» **Aim of the task**:
Without the pictures, can you quote each line below exactly?
## start Information given
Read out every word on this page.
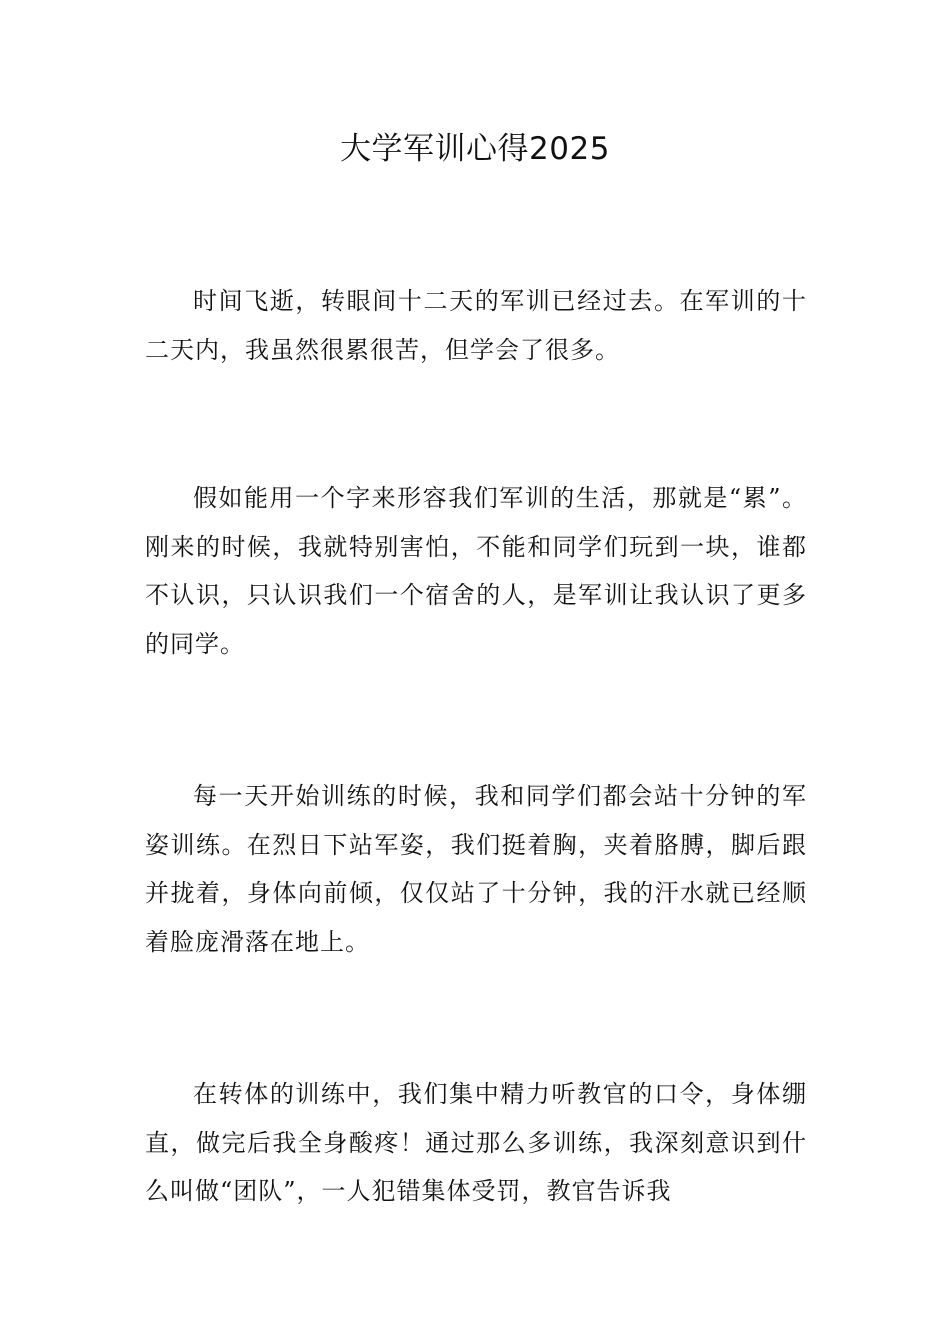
大学军训心得2025

时间飞逝，转眼间十二天的军训已经过去。在军训的十二天内，我虽然很累很苦，但学会了很多。

假如能用一个字来形容我们军训的生活，那就是“累”。刚来的时候，我就特别害怕，不能和同学们玩到一块，谁都不认识，只认识我们一个宿舍的人，是军训让我认识了更多的同学。

每一天开始训练的时候，我和同学们都会站十分钟的军姿训练。在烈日下站军姿，我们挺着胸，夹着胳膊，脚后跟并拢着，身体向前倾，仅仅站了十分钟，我的汗水就已经顺着脸庞滑落在地上。

在转体的训练中，我们集中精力听教官的口令，身体绷直，做完后我全身酸疼！通过那么多训练，我深刻意识到什么叫做“团队”，一人犯错集体受罚，教官告诉我
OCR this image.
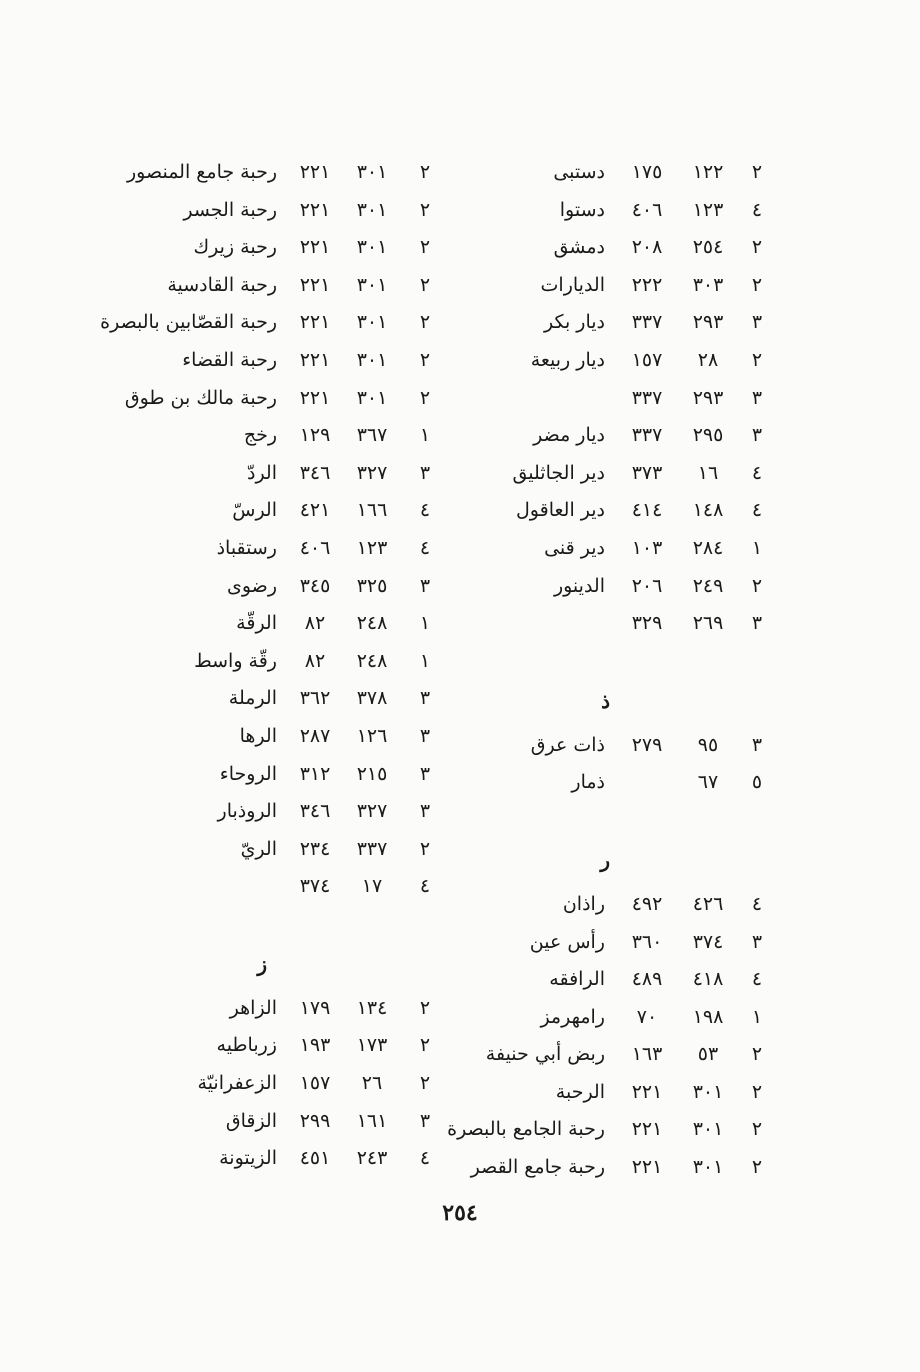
٢
١٢٢
١٧٥
دستبى
٤
١٢٣
٤٠٦
دستوا
٢
٢٥٤
٢٠٨
دمشق
٢
٣٠٣
٢٢٢
الديارات
٣
٢٩٣
٣٣٧
ديار بكر
٢
٢٨
١٥٧
ديار ربيعة
٣
٢٩٣
٣٣٧
٣
٢٩٥
٣٣٧
ديار مضر
٤
١٦
٣٧٣
دير الجاثليق
٤
١٤٨
٤١٤
دير العاقول
١
٢٨٤
١٠٣
دير قنى
٢
٢٤٩
٢٠٦
الدينور
٣
٢٦٩
٣٢٩
ذ
٣
٩٥
٢٧٩
ذات عرق
٥
٦٧
ذمار
ر
٤
٤٢٦
٤٩٢
راذان
٣
٣٧٤
٣٦٠
رأس عين
٤
٤١٨
٤٨٩
الرافقه
١
١٩٨
٧٠
رامهرمز
٢
٥٣
١٦٣
ربض أبي حنيفة
٢
٣٠١
٢٢١
الرحبة
٢
٣٠١
٢٢١
رحبة الجامع بالبصرة
٢
٣٠١
٢٢١
رحبة جامع القصر
٢
٣٠١
٢٢١
رحبة جامع المنصور
٢
٣٠١
٢٢١
رحبة الجسر
٢
٣٠١
٢٢١
رحبة زيرك
٢
٣٠١
٢٢١
رحبة القادسية
٢
٣٠١
٢٢١
رحبة القصّابين بالبصرة
٢
٣٠١
٢٢١
رحبة القضاء
٢
٣٠١
٢٢١
رحبة مالك بن طوق
١
٣٦٧
١٢٩
رخج
٣
٣٢٧
٣٤٦
الردّ
٤
١٦٦
٤٢١
الرسّ
٤
١٢٣
٤٠٦
رستقباذ
٣
٣٢٥
٣٤٥
رضوى
١
٢٤٨
٨٢
الرقّة
١
٢٤٨
٨٢
رقّة واسط
٣
٣٧٨
٣٦٢
الرملة
٣
١٢٦
٢٨٧
الرها
٣
٢١٥
٣١٢
الروحاء
٣
٣٢٧
٣٤٦
الروذبار
٢
٣٣٧
٢٣٤
الريّ
٤
١٧
٣٧٤
ز
٢
١٣٤
١٧٩
الزاهر
٢
١٧٣
١٩٣
زرباطيه
٢
٢٦
١٥٧
الزعفرانيّة
٣
١٦١
٢٩٩
الزقاق
٤
٢٤٣
٤٥١
الزيتونة
٢٥٤
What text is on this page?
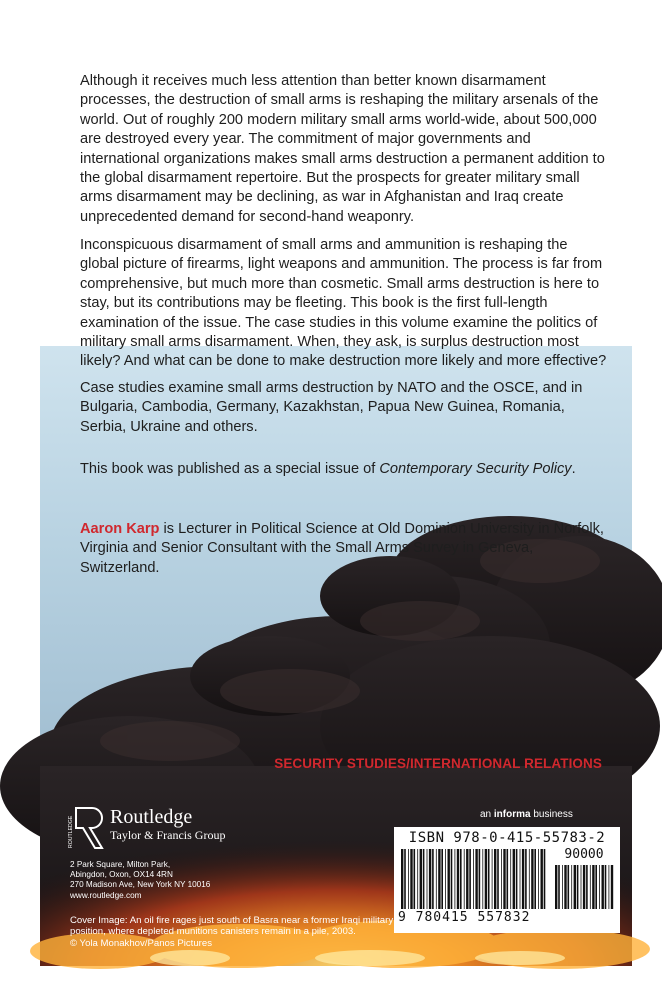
Although it receives much less attention than better known disarmament processes, the destruction of small arms is reshaping the military arsenals of the world. Out of roughly 200 modern military small arms world-wide, about 500,000 are destroyed every year. The commitment of major governments and international organizations makes small arms destruction a permanent addition to the global disarmament repertoire. But the prospects for greater military small arms disarmament may be declining, as war in Afghanistan and Iraq create unprecedented demand for second-hand weaponry.

Inconspicuous disarmament of small arms and ammunition is reshaping the global picture of firearms, light weapons and ammunition. The process is far from comprehensive, but much more than cosmetic. Small arms destruction is here to stay, but its contributions may be fleeting. This book is the first full-length examination of the issue. The case studies in this volume examine the politics of military small arms disarmament. When, they ask, is surplus destruction most likely? And what can be done to make destruction more likely and more effective?

Case studies examine small arms destruction by NATO and the OSCE, and in Bulgaria, Cambodia, Germany, Kazakhstan, Papua New Guinea, Romania, Serbia, Ukraine and others.

This book was published as a special issue of Contemporary Security Policy.

Aaron Karp is Lecturer in Political Science at Old Dominion University in Norfolk, Virginia and Senior Consultant with the Small Arms Survey in Geneva, Switzerland.

SECURITY STUDIES/INTERNATIONAL RELATIONS
an informa business
ROUTLEDGE Routledge
Taylor & Francis Group
2 Park Square, Milton Park,
Abingdon, Oxon, OX14 4RN
270 Madison Ave, New York NY 10016
www.routledge.com
Cover Image: An oil fire rages just south of Basra near a former Iraqi military
position, where depleted munitions canisters remain in a pile, 2003.
© Yola Monakhov/Panos Pictures
ISBN 978-0-415-55783-2
90000
9 780415 557832
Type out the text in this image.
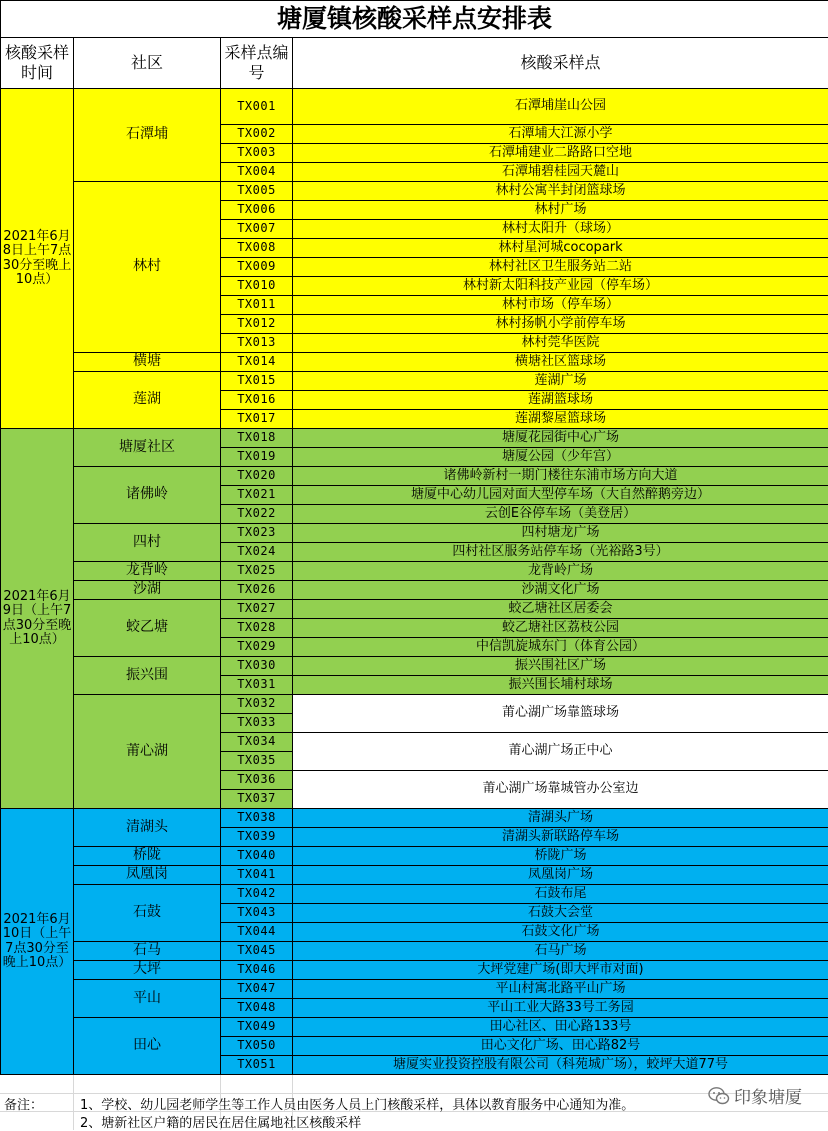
塘厦镇核酸采样点安排表			
核酸采样时间	社区	采样点编号	核酸采样点
2021年6月8日上午7点30分至晚上10点）	石潭埔	TX001	石潭埔崖山公园
		TX002	石潭埔大江源小学
		TX003	石潭埔建业二路路口空地
		TX004	石潭埔碧桂园天麓山
	林村	TX005	林村公寓半封闭篮球场
		TX006	林村广场
		TX007	林村太阳升（球场）
		TX008	林村星河城cocopark
		TX009	林村社区卫生服务站二站
		TX010	林村新太阳科技产业园（停车场）
		TX011	林村市场（停车场）
		TX012	林村扬帆小学前停车场
		TX013	林村莞华医院
	横塘	TX014	横塘社区篮球场
	莲湖	TX015	莲湖广场
		TX016	莲湖篮球场
		TX017	莲湖黎屋篮球场
2021年6月9日（上午7点30分至晚上10点）	塘厦社区	TX018	塘厦花园街中心广场
		TX019	塘厦公园（少年宫）
	诸佛岭	TX020	诸佛岭新村一期门楼往东浦市场方向大道
		TX021	塘厦中心幼儿园对面大型停车场（大自然醉鹅旁边）
		TX022	云创E谷停车场（美登居）
	四村	TX023	四村塘龙广场
		TX024	四村社区服务站停车场（光裕路3号）
	龙背岭	TX025	龙背岭广场
	沙湖	TX026	沙湖文化广场
	蛟乙塘	TX027	蛟乙塘社区居委会
		TX028	蛟乙塘社区荔枝公园
		TX029	中信凯旋城东门（体育公园）
	振兴围	TX030	振兴围社区广场
		TX031	振兴围长埔村球场
	莆心湖	TX032	莆心湖广场靠篮球场
		TX033	
		TX034	莆心湖广场正中心
		TX035	
		TX036	莆心湖广场靠城管办公室边
		TX037	
2021年6月10日（上午7点30分至晚上10点）	清湖头	TX038	清湖头广场
		TX039	清湖头新联路停车场
	桥陇	TX040	桥陇广场
	凤凰岗	TX041	凤凰岗广场
	石鼓	TX042	石鼓布尾
		TX043	石鼓大会堂
		TX044	石鼓文化广场
	石马	TX045	石马广场
	大坪	TX046	大坪党建广场(即大坪市对面)
	平山	TX047	平山村寓北路平山广场
		TX048	平山工业大路33号工务园
	田心	TX049	田心社区、田心路133号
		TX050	田心文化广场、田心路82号
		TX051	塘厦实业投资控股有限公司（科苑城广场），蛟坪大道77号
备注：	1、学校、幼儿园老师学生等工作人员由医务人员上门核酸采样，具体以教育服务中心通知为准。
2、塘新社区户籍的居民在居住属地社区核酸采样
印象塘厦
## end Information given
» **Output for this task**:
Read out every word on this page.
大学军训心得2025

时间飞逝，转眼间十二天的军训已经过去。在军训的十二天内，我虽然很累很苦，但学会了很多。

假如能用一个字来形容我们军训的生活，那就是“累”。刚来的时候，我就特别害怕，不能和同学们玩到一块，谁都不认识，只认识我们一个宿舍的人，是军训让我认识了更多的同学。

每一天开始训练的时候，我和同学们都会站十分钟的军姿训练。在烈日下站军姿，我们挺着胸，夹着胳膊，脚后跟并拢着，身体向前倾，仅仅站了十分钟，我的汗水就已经顺着脸庞滑落在地上。

在转体的训练中，我们集中精力听教官的口令，身体绷直，做完后我全身酸疼！通过那么多训练，我深刻意识到什么叫做“团队”，一人犯错集体受罚，教官告诉我
OCR this image.
٢
١٢٢
١٧٥
دستبى
٤
١٢٣
٤٠٦
دستوا
٢
٢٥٤
٢٠٨
دمشق
٢
٣٠٣
٢٢٢
الديارات
٣
٢٩٣
٣٣٧
ديار بكر
٢
٢٨
١٥٧
ديار ربيعة
٣
٢٩٣
٣٣٧
٣
٢٩٥
٣٣٧
ديار مضر
٤
١٦
٣٧٣
دير الجاثليق
٤
١٤٨
٤١٤
دير العاقول
١
٢٨٤
١٠٣
دير قنى
٢
٢٤٩
٢٠٦
الدينور
٣
٢٦٩
٣٢٩
ذ
٣
٩٥
٢٧٩
ذات عرق
٥
٦٧
ذمار
ر
٤
٤٢٦
٤٩٢
راذان
٣
٣٧٤
٣٦٠
رأس عين
٤
٤١٨
٤٨٩
الرافقه
١
١٩٨
٧٠
رامهرمز
٢
٥٣
١٦٣
ربض أبي حنيفة
٢
٣٠١
٢٢١
الرحبة
٢
٣٠١
٢٢١
رحبة الجامع بالبصرة
٢
٣٠١
٢٢١
رحبة جامع القصر
٢
٣٠١
٢٢١
رحبة جامع المنصور
٢
٣٠١
٢٢١
رحبة الجسر
٢
٣٠١
٢٢١
رحبة زيرك
٢
٣٠١
٢٢١
رحبة القادسية
٢
٣٠١
٢٢١
رحبة القصّابين بالبصرة
٢
٣٠١
٢٢١
رحبة القضاء
٢
٣٠١
٢٢١
رحبة مالك بن طوق
١
٣٦٧
١٢٩
رخج
٣
٣٢٧
٣٤٦
الردّ
٤
١٦٦
٤٢١
الرسّ
٤
١٢٣
٤٠٦
رستقباذ
٣
٣٢٥
٣٤٥
رضوى
١
٢٤٨
٨٢
الرقّة
١
٢٤٨
٨٢
رقّة واسط
٣
٣٧٨
٣٦٢
الرملة
٣
١٢٦
٢٨٧
الرها
٣
٢١٥
٣١٢
الروحاء
٣
٣٢٧
٣٤٦
الروذبار
٢
٣٣٧
٢٣٤
الريّ
٤
١٧
٣٧٤
ز
٢
١٣٤
١٧٩
الزاهر
٢
١٧٣
١٩٣
زرباطيه
٢
٢٦
١٥٧
الزعفرانيّة
٣
١٦١
٢٩٩
الزقاق
٤
٢٤٣
٤٥١
الزيتونة
٢٥٤
What text is on this page?
Although it receives much less attention than better known disarmament processes, the destruction of small arms is reshaping the military arsenals of the world. Out of roughly 200 modern military small arms world-wide, about 500,000 are destroyed every year. The commitment of major governments and international organizations makes small arms destruction a permanent addition to the global disarmament repertoire. But the prospects for greater military small arms disarmament may be declining, as war in Afghanistan and Iraq create unprecedented demand for second-hand weaponry.

Inconspicuous disarmament of small arms and ammunition is reshaping the global picture of firearms, light weapons and ammunition. The process is far from comprehensive, but much more than cosmetic. Small arms destruction is here to stay, but its contributions may be fleeting. This book is the first full-length examination of the issue. The case studies in this volume examine the politics of military small arms disarmament. When, they ask, is surplus destruction most likely? And what can be done to make destruction more likely and more effective?

Case studies examine small arms destruction by NATO and the OSCE, and in Bulgaria, Cambodia, Germany, Kazakhstan, Papua New Guinea, Romania, Serbia, Ukraine and others.

This book was published as a special issue of Contemporary Security Policy.

Aaron Karp is Lecturer in Political Science at Old Dominion University in Norfolk, Virginia and Senior Consultant with the Small Arms Survey in Geneva, Switzerland.

SECURITY STUDIES/INTERNATIONAL RELATIONS
an informa business
ROUTLEDGE Routledge
Taylor & Francis Group
2 Park Square, Milton Park,
Abingdon, Oxon, OX14 4RN
270 Madison Ave, New York NY 10016
www.routledge.com
Cover Image: An oil fire rages just south of Basra near a former Iraqi military
position, where depleted munitions canisters remain in a pile, 2003.
© Yola Monakhov/Panos Pictures
ISBN 978-0-415-55783-2
90000
9 780415 557832
Type out the text in this image.
塘厦镇核酸采样点安排表			
核酸采样时间	社区	采样点编号	核酸采样点
2021年6月8日上午7点30分至晚上10点）	石潭埔	TX001	石潭埔崖山公园
		TX002	石潭埔大江源小学
		TX003	石潭埔建业二路路口空地
		TX004	石潭埔碧桂园天麓山
	林村	TX005	林村公寓半封闭篮球场
		TX006	林村广场
		TX007	林村太阳升（球场）
		TX008	林村星河城cocopark
		TX009	林村社区卫生服务站二站
		TX010	林村新太阳科技产业园（停车场）
		TX011	林村市场（停车场）
		TX012	林村扬帆小学前停车场
		TX013	林村莞华医院
	横塘	TX014	横塘社区篮球场
	莲湖	TX015	莲湖广场
		TX016	莲湖篮球场
		TX017	莲湖黎屋篮球场
2021年6月9日（上午7点30分至晚上10点）	塘厦社区	TX018	塘厦花园街中心广场
		TX019	塘厦公园（少年宫）
	诸佛岭	TX020	诸佛岭新村一期门楼往东浦市场方向大道
		TX021	塘厦中心幼儿园对面大型停车场（大自然醉鹅旁边）
		TX022	云创E谷停车场（美登居）
	四村	TX023	四村塘龙广场
		TX024	四村社区服务站停车场（光裕路3号）
	龙背岭	TX025	龙背岭广场
	沙湖	TX026	沙湖文化广场
	蛟乙塘	TX027	蛟乙塘社区居委会
		TX028	蛟乙塘社区荔枝公园
		TX029	中信凯旋城东门（体育公园）
	振兴围	TX030	振兴围社区广场
		TX031	振兴围长埔村球场
	莆心湖	TX032	莆心湖广场靠篮球场
		TX033	
		TX034	莆心湖广场正中心
		TX035	
		TX036	莆心湖广场靠城管办公室边
		TX037	
2021年6月10日（上午7点30分至晚上10点）	清湖头	TX038	清湖头广场
		TX039	清湖头新联路停车场
	桥陇	TX040	桥陇广场
	凤凰岗	TX041	凤凰岗广场
	石鼓	TX042	石鼓布尾
		TX043	石鼓大会堂
		TX044	石鼓文化广场
	石马	TX045	石马广场
	大坪	TX046	大坪党建广场(即大坪市对面)
	平山	TX047	平山村寓北路平山广场
		TX048	平山工业大路33号工务园
	田心	TX049	田心社区、田心路133号
		TX050	田心文化广场、田心路82号
		TX051	塘厦实业投资控股有限公司（科苑城广场），蛟坪大道77号
备注：	1、学校、幼儿园老师学生等工作人员由医务人员上门核酸采样，具体以教育服务中心通知为准。
2、塘新社区户籍的居民在居住属地社区核酸采样
印象塘厦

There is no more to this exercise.